Pick out all lines with the word "vals" from the records that follow.

--- start of Dataset entries ---

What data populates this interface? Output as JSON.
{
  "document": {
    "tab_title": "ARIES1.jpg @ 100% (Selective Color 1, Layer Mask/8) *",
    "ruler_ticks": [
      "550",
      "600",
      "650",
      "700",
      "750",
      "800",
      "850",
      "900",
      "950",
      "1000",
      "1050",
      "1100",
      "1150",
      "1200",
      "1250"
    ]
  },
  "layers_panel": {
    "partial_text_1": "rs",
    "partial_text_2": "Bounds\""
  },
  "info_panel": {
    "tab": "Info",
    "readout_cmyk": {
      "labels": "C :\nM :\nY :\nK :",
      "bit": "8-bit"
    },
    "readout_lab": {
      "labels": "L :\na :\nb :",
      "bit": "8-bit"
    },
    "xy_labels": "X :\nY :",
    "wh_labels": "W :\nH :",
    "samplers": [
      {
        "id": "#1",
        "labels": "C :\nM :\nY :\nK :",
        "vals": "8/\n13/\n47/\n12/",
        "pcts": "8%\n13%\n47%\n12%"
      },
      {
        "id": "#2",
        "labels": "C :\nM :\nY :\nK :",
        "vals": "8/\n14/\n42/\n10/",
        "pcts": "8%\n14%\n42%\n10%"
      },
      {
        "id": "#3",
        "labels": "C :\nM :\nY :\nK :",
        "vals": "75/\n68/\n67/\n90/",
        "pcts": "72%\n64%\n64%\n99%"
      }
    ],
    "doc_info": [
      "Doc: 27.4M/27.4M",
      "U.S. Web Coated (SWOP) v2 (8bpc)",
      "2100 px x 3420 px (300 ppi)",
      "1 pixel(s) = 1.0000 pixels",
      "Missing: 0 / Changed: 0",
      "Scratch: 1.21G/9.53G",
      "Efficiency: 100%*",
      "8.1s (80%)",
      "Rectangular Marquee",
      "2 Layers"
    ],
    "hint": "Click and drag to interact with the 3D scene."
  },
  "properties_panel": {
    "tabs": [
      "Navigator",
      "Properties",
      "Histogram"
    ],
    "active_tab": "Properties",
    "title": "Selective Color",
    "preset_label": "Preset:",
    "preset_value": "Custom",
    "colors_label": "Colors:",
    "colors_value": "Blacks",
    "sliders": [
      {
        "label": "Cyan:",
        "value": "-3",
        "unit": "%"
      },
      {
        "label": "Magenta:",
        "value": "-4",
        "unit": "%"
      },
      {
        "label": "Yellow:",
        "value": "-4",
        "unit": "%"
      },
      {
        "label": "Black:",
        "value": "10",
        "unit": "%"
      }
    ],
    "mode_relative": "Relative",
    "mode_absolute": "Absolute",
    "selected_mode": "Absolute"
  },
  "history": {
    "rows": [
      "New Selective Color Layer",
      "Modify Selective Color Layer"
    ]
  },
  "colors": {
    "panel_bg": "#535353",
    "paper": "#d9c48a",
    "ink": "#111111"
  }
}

--- end of Dataset entries ---

* [Exercise solution]
        "vals": "8/\n13/\n47/\n12/",
        "vals": "8/\n14/\n42/\n10/",
        "vals": "75/\n68/\n67/\n90/",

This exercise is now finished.